*TASK GOAL*: Count the lines below that contain "Output". Give only the number.

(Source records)

____

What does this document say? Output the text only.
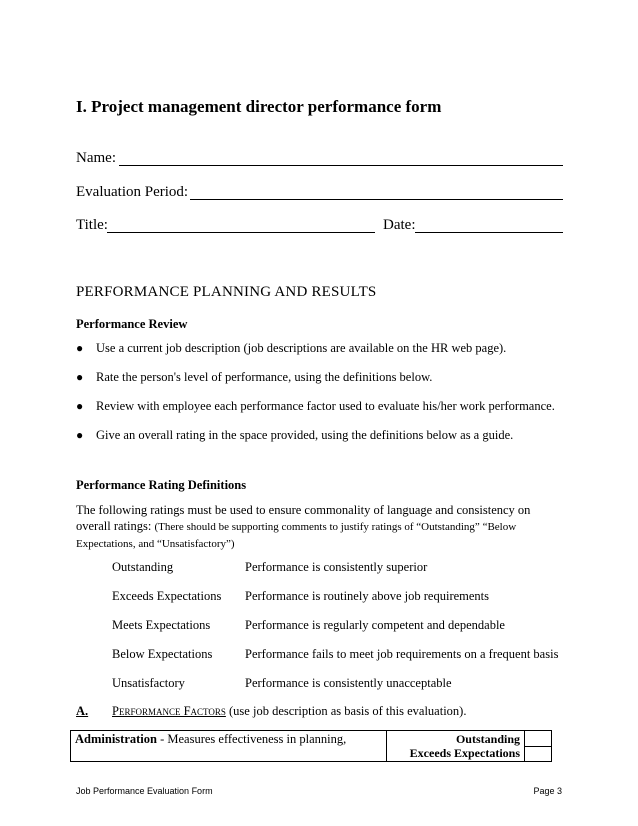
I. Project management director performance form
Name:
Evaluation Period:
Title:	Date:
PERFORMANCE PLANNING AND RESULTS
Performance Review
● Use a current job description (job descriptions are available on the HR web page).
● Rate the person's level of performance, using the definitions below.
● Review with employee each performance factor used to evaluate his/her work performance.
● Give an overall rating in the space provided, using the definitions below as a guide.
Performance Rating Definitions
The following ratings must be used to ensure commonality of language and consistency on overall ratings: (There should be supporting comments to justify ratings of “Outstanding” “Below Expectations, and “Unsatisfactory”)
Outstanding	Performance is consistently superior
Exceeds Expectations Performance is routinely above job requirements
Meets Expectations	Performance is regularly competent and dependable
Below Expectations	Performance fails to meet job requirements on a frequent basis
Unsatisfactory	Performance is consistently unacceptable
A. Performance Factors (use job description as basis of this evaluation).
Administration - Measures effectiveness in planning,	Outstanding
Exceeds Expectations
Job Performance Evaluation Form	Page 3
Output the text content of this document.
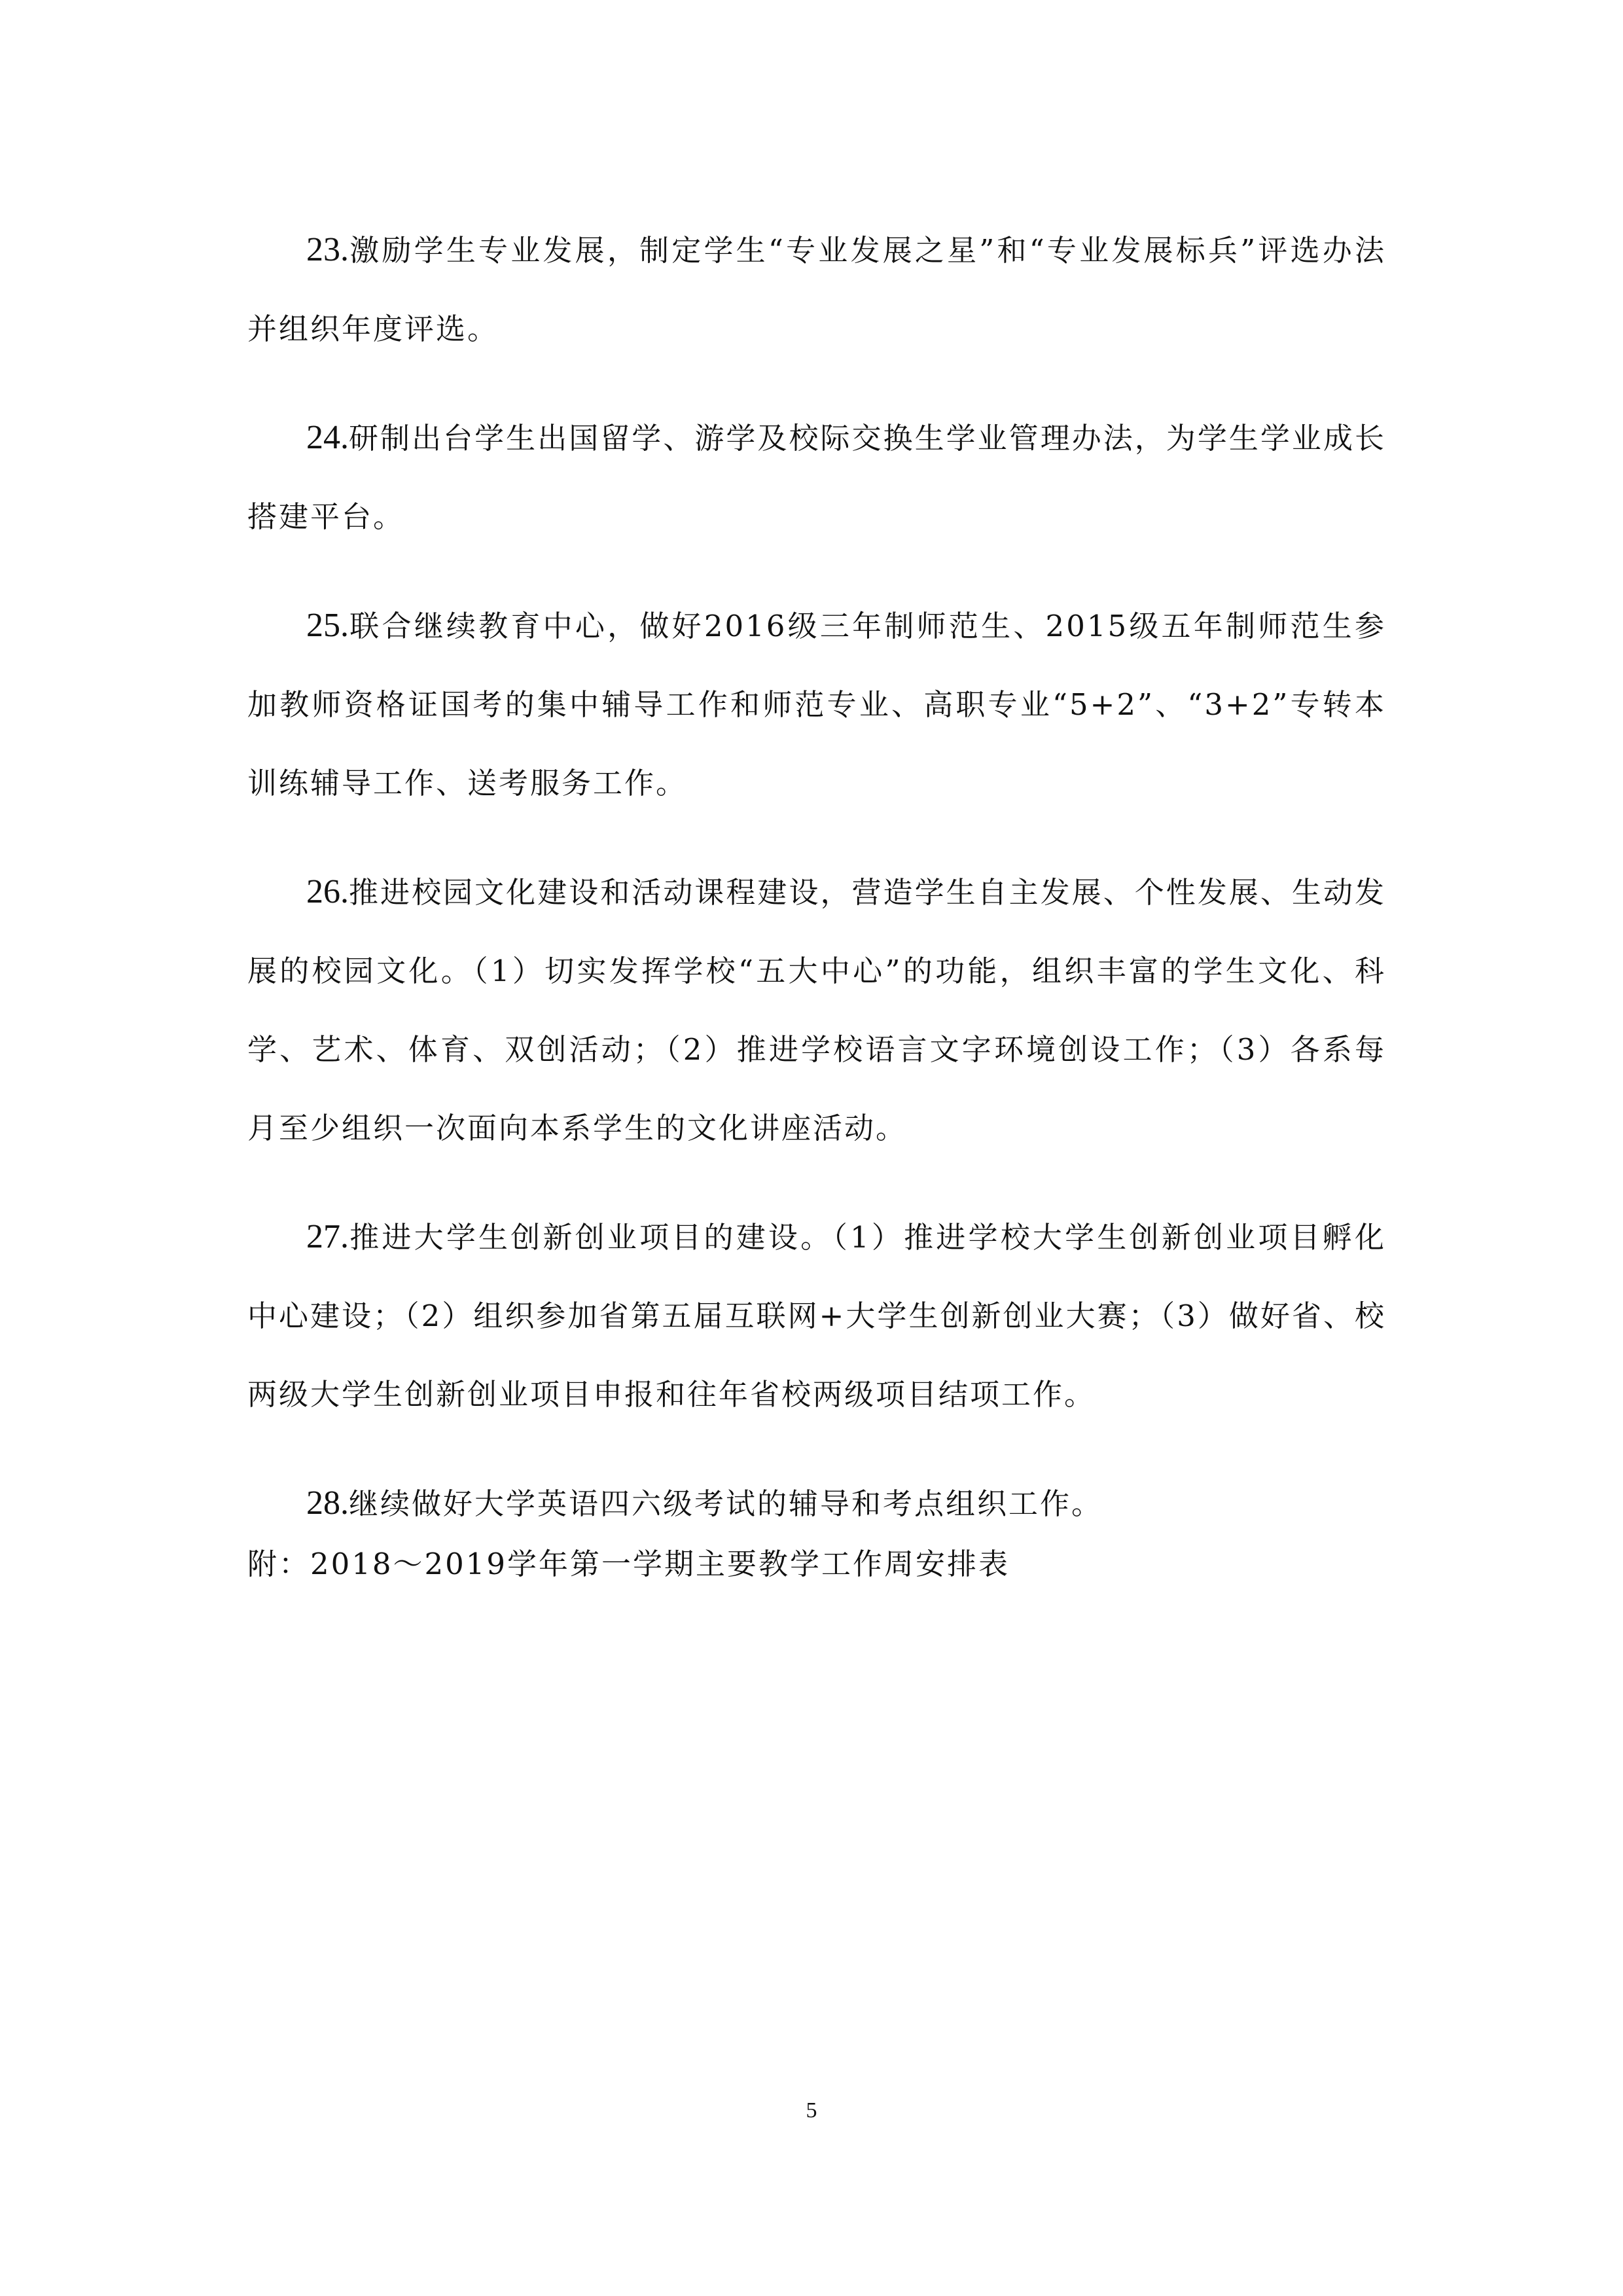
23.激励学生专业发展，制定学生“专业发展之星”和“专业发展标兵”评选办法并组织年度评选。

24.研制出台学生出国留学、游学及校际交换生学业管理办法，为学生学业成长搭建平台。

25.联合继续教育中心，做好2016级三年制师范生、2015级五年制师范生参加教师资格证国考的集中辅导工作和师范专业、高职专业“5+2”、“3+2”专转本训练辅导工作、送考服务工作。

26.推进校园文化建设和活动课程建设，营造学生自主发展、个性发展、生动发展的校园文化。（1）切实发挥学校“五大中心”的功能，组织丰富的学生文化、科学、艺术、体育、双创活动；（2）推进学校语言文字环境创设工作；（3）各系每月至少组织一次面向本系学生的文化讲座活动。

27.推进大学生创新创业项目的建设。（1）推进学校大学生创新创业项目孵化中心建设；（2）组织参加省第五届互联网+大学生创新创业大赛；（3）做好省、校两级大学生创新创业项目申报和往年省校两级项目结项工作。

28.继续做好大学英语四六级考试的辅导和考点组织工作。

附：2018～2019学年第一学期主要教学工作周安排表

5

____

*REPLY*: 2